- Supplied data -
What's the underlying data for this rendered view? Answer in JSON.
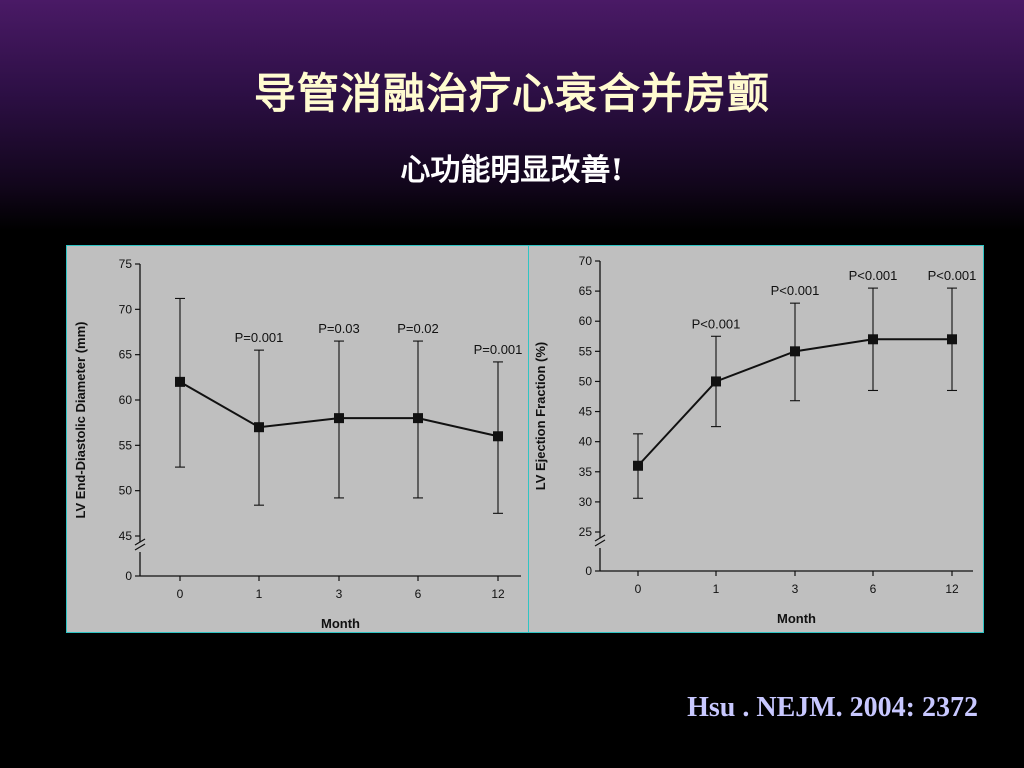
{
  "slide": {
    "title": "导管消融治疗心衰合并房颤",
    "subtitle": "心功能明显改善!",
    "citation": "Hsu . NEJM. 2004: 2372"
  },
  "colors": {
    "panel_border": "#2fc4c4",
    "panel_bg": "#bfbfbf",
    "title": "#fffbd0",
    "citation": "#c8c8ff"
  },
  "chart_data": [
    {
      "type": "line",
      "xlabel": "Month",
      "ylabel": "LV End-Diastolic Diameter (mm)",
      "categories": [
        "0",
        "1",
        "3",
        "6",
        "12"
      ],
      "yticks": [
        0,
        45,
        50,
        55,
        60,
        65,
        70,
        75
      ],
      "ylim": [
        45,
        75
      ],
      "axis_break": true,
      "grid": false,
      "series": [
        {
          "values": [
            62,
            57,
            58,
            58,
            56
          ],
          "error_upper": [
            71.2,
            65.5,
            66.5,
            66.5,
            64.2
          ],
          "error_lower": [
            52.6,
            48.4,
            49.2,
            49.2,
            47.5
          ]
        }
      ],
      "annotations": [
        "",
        "P=0.001",
        "P=0.03",
        "P=0.02",
        "P=0.001"
      ]
    },
    {
      "type": "line",
      "xlabel": "Month",
      "ylabel": "LV Ejection Fraction (%)",
      "categories": [
        "0",
        "1",
        "3",
        "6",
        "12"
      ],
      "yticks": [
        0,
        25,
        30,
        35,
        40,
        45,
        50,
        55,
        60,
        65,
        70
      ],
      "ylim": [
        25,
        70
      ],
      "axis_break": true,
      "grid": false,
      "series": [
        {
          "values": [
            36,
            50,
            55,
            57,
            57
          ],
          "error_upper": [
            41.3,
            57.5,
            63.0,
            65.5,
            65.5
          ],
          "error_lower": [
            30.6,
            42.5,
            46.8,
            48.5,
            48.5
          ]
        }
      ],
      "annotations": [
        "",
        "P<0.001",
        "P<0.001",
        "P<0.001",
        "P<0.001"
      ]
    }
  ]
}
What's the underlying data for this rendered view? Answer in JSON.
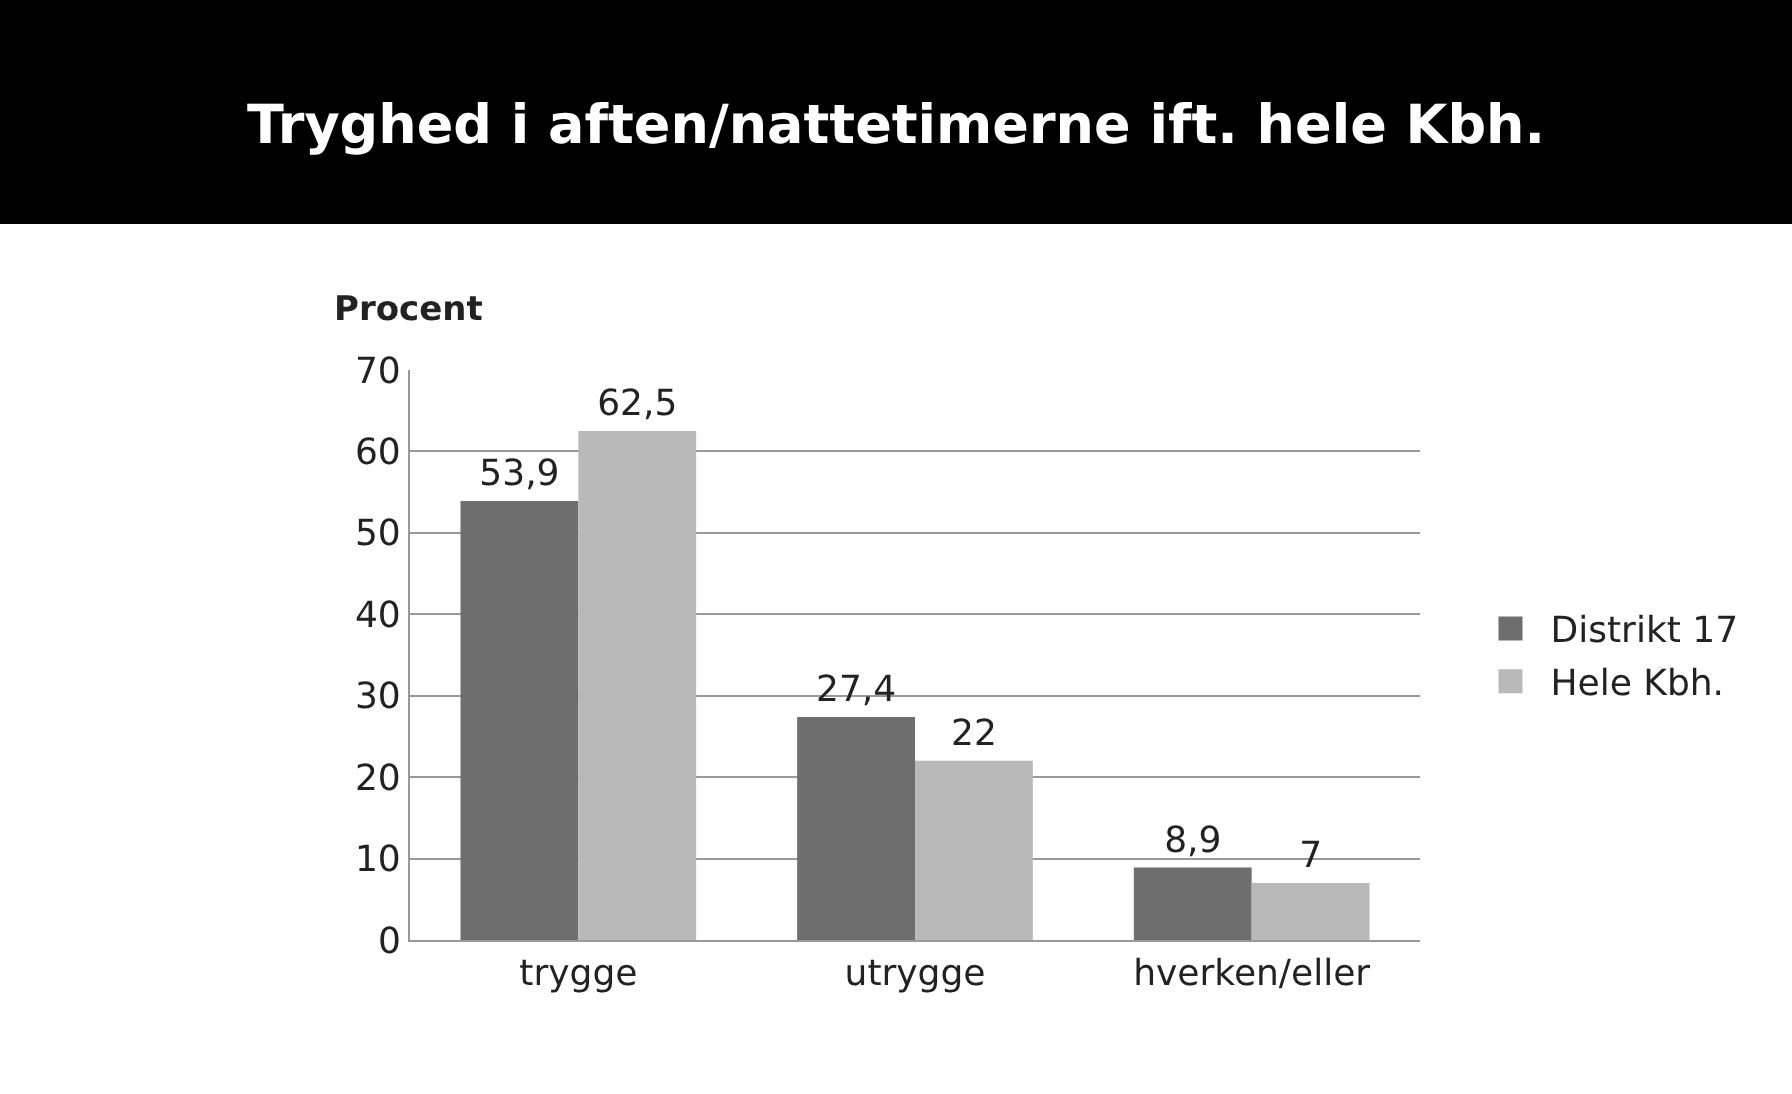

- Exercise description -
Quote every record above exactly, leaving out the pictures.

- Output for this task -
What's the underlying data for this rendered view? Answer in JSON.
{
  "slide": {
    "title": "导管消融治疗心衰合并房颤",
    "subtitle": "心功能明显改善!",
    "citation": "Hsu . NEJM. 2004: 2372"
  },
  "colors": {
    "panel_border": "#2fc4c4",
    "panel_bg": "#bfbfbf",
    "title": "#fffbd0",
    "citation": "#c8c8ff"
  },
  "chart_data": [
    {
      "type": "line",
      "xlabel": "Month",
      "ylabel": "LV End-Diastolic Diameter (mm)",
      "categories": [
        "0",
        "1",
        "3",
        "6",
        "12"
      ],
      "yticks": [
        0,
        45,
        50,
        55,
        60,
        65,
        70,
        75
      ],
      "ylim": [
        45,
        75
      ],
      "axis_break": true,
      "grid": false,
      "series": [
        {
          "values": [
            62,
            57,
            58,
            58,
            56
          ],
          "error_upper": [
            71.2,
            65.5,
            66.5,
            66.5,
            64.2
          ],
          "error_lower": [
            52.6,
            48.4,
            49.2,
            49.2,
            47.5
          ]
        }
      ],
      "annotations": [
        "",
        "P=0.001",
        "P=0.03",
        "P=0.02",
        "P=0.001"
      ]
    },
    {
      "type": "line",
      "xlabel": "Month",
      "ylabel": "LV Ejection Fraction (%)",
      "categories": [
        "0",
        "1",
        "3",
        "6",
        "12"
      ],
      "yticks": [
        0,
        25,
        30,
        35,
        40,
        45,
        50,
        55,
        60,
        65,
        70
      ],
      "ylim": [
        25,
        70
      ],
      "axis_break": true,
      "grid": false,
      "series": [
        {
          "values": [
            36,
            50,
            55,
            57,
            57
          ],
          "error_upper": [
            41.3,
            57.5,
            63.0,
            65.5,
            65.5
          ],
          "error_lower": [
            30.6,
            42.5,
            46.8,
            48.5,
            48.5
          ]
        }
      ],
      "annotations": [
        "",
        "P<0.001",
        "P<0.001",
        "P<0.001",
        "P<0.001"
      ]
    }
  ]
}
What's the underlying data for this rendered view? Answer in JSON.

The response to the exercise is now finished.